Problem | Note how many lines hold "with" and report that number by itself.

Material for the task |
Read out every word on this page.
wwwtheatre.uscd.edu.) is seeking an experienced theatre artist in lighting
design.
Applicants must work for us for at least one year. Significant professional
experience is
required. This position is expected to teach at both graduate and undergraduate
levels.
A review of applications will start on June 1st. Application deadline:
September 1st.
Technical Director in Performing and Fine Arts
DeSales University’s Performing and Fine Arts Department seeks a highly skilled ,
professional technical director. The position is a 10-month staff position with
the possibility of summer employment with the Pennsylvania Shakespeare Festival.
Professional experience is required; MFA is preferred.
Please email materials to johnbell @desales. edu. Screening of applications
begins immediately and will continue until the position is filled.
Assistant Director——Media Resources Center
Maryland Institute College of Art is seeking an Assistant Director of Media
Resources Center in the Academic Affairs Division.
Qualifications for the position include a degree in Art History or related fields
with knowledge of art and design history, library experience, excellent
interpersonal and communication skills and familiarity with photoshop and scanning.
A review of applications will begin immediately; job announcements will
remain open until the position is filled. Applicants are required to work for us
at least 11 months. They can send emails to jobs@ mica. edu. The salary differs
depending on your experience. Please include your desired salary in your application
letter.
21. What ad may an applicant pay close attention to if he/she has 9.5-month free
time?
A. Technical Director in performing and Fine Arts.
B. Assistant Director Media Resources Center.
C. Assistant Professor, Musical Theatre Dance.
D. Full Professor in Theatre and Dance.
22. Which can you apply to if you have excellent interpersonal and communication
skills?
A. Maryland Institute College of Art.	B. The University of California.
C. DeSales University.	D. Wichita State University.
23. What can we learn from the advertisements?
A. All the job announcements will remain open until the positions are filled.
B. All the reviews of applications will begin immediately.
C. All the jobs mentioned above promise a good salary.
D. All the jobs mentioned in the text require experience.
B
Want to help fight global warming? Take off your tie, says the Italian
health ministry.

Complete output | 4